SET TASK: Extract each line bearing the word "following".

DATASET EXTRACT:
====
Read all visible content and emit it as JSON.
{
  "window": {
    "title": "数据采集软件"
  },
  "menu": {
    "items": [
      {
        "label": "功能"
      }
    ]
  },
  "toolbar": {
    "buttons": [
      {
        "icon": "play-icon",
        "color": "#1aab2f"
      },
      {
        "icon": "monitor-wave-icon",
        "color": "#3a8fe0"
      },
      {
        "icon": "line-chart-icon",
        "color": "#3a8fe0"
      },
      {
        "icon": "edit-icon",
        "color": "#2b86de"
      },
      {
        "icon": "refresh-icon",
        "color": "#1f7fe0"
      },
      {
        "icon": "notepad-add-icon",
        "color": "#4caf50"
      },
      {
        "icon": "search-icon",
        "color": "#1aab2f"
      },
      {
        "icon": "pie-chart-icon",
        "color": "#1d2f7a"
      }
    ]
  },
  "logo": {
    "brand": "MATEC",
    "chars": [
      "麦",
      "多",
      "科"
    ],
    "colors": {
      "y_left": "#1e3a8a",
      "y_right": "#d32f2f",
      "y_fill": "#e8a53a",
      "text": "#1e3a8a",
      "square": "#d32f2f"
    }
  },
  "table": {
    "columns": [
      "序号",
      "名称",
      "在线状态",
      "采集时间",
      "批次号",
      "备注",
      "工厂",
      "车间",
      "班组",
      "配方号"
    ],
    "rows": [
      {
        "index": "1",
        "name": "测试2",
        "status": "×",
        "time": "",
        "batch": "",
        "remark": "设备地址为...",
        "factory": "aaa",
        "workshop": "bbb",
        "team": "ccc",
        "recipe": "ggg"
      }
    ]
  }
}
====
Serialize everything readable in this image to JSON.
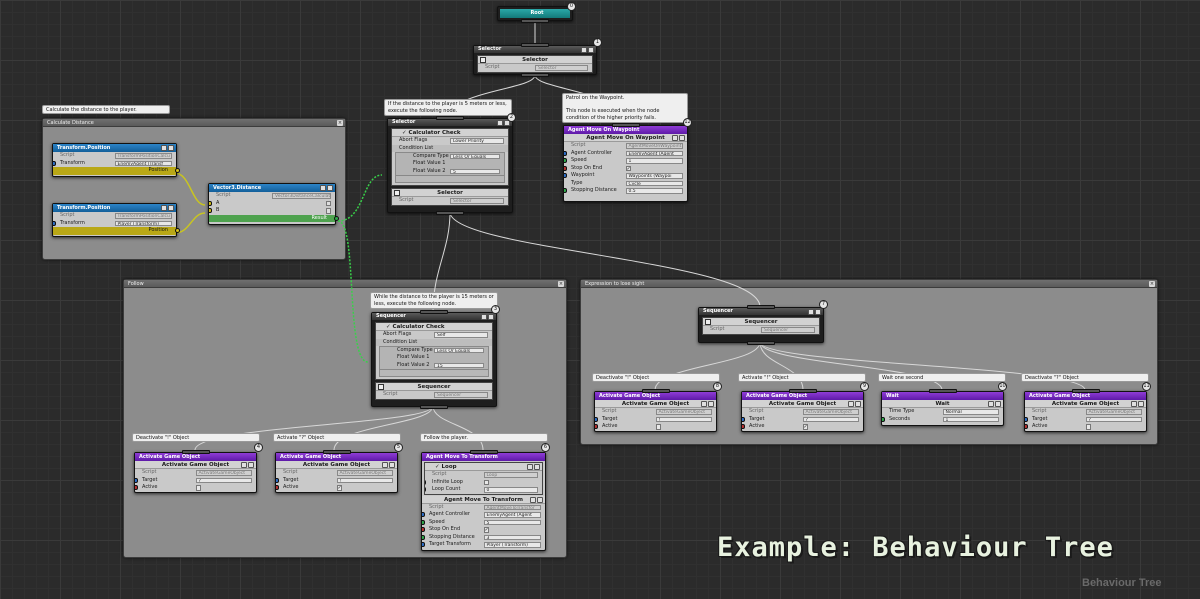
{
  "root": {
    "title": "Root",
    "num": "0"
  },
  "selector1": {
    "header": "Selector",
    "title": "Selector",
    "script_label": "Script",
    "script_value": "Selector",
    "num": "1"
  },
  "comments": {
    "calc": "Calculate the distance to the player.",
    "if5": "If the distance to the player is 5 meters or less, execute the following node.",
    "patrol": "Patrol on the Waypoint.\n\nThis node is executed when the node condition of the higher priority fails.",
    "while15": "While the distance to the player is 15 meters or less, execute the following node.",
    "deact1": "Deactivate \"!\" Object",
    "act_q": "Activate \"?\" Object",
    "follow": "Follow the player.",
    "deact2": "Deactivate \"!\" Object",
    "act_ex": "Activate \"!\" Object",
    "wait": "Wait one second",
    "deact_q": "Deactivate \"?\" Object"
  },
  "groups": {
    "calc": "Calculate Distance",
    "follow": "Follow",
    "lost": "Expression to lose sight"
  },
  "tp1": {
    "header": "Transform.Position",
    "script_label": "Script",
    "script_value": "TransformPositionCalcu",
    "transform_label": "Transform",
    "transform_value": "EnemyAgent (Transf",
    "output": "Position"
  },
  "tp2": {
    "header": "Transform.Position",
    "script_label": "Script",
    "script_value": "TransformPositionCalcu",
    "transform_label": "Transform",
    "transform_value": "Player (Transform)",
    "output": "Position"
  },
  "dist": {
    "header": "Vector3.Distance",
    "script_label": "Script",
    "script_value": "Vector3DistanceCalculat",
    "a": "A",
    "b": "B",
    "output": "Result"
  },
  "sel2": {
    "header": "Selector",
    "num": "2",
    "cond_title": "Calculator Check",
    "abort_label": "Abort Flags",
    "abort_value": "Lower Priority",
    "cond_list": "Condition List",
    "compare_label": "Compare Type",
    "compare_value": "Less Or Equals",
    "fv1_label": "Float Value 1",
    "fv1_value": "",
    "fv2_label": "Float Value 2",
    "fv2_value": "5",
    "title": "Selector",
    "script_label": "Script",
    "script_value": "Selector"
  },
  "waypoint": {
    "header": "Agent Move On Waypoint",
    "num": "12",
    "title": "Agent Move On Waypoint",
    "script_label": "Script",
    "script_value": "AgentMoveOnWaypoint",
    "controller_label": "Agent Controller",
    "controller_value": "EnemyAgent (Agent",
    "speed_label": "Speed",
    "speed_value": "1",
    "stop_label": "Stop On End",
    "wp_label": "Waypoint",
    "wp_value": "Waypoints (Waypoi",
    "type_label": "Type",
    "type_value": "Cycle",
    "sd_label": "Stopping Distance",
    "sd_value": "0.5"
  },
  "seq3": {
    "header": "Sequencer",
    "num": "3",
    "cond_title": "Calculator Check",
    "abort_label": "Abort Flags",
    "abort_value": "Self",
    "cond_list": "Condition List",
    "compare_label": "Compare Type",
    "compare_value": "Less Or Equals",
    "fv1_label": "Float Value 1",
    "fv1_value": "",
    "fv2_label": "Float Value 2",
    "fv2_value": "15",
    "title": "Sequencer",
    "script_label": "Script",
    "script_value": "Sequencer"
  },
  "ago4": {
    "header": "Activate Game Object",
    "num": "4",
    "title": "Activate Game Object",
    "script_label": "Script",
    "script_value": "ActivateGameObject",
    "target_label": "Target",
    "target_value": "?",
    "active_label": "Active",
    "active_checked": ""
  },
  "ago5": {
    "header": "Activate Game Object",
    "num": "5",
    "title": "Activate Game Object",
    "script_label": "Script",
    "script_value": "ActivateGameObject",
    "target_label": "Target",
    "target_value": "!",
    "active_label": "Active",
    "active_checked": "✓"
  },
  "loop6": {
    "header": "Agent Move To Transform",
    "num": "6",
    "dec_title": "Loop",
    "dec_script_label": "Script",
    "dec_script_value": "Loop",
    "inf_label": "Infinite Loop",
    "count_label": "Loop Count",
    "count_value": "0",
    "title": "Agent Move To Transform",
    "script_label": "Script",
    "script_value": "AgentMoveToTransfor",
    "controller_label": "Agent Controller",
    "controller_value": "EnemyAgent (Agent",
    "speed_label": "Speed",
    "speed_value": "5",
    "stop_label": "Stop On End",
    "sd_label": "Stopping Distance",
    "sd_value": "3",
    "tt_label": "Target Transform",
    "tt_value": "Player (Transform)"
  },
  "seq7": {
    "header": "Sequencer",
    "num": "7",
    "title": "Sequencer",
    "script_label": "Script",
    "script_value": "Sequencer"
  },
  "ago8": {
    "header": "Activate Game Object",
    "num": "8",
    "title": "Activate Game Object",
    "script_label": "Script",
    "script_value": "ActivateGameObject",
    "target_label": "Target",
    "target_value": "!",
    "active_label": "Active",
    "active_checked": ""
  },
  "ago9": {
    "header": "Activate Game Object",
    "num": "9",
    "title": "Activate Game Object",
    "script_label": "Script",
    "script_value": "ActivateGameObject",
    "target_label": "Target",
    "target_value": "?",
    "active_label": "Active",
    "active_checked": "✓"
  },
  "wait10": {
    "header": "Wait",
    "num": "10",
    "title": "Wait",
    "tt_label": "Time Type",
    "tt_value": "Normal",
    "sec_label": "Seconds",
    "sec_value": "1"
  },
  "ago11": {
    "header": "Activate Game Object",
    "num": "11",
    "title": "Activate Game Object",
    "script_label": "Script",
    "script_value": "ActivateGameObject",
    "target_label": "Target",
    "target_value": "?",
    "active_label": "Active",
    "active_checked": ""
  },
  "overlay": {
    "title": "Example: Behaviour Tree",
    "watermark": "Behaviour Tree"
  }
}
====
EXERCISE OUTPUT:
    "if5": "If the distance to the player is 5 meters or less, execute the following node.",
    "while15": "While the distance to the player is 15 meters or less, execute the following node.",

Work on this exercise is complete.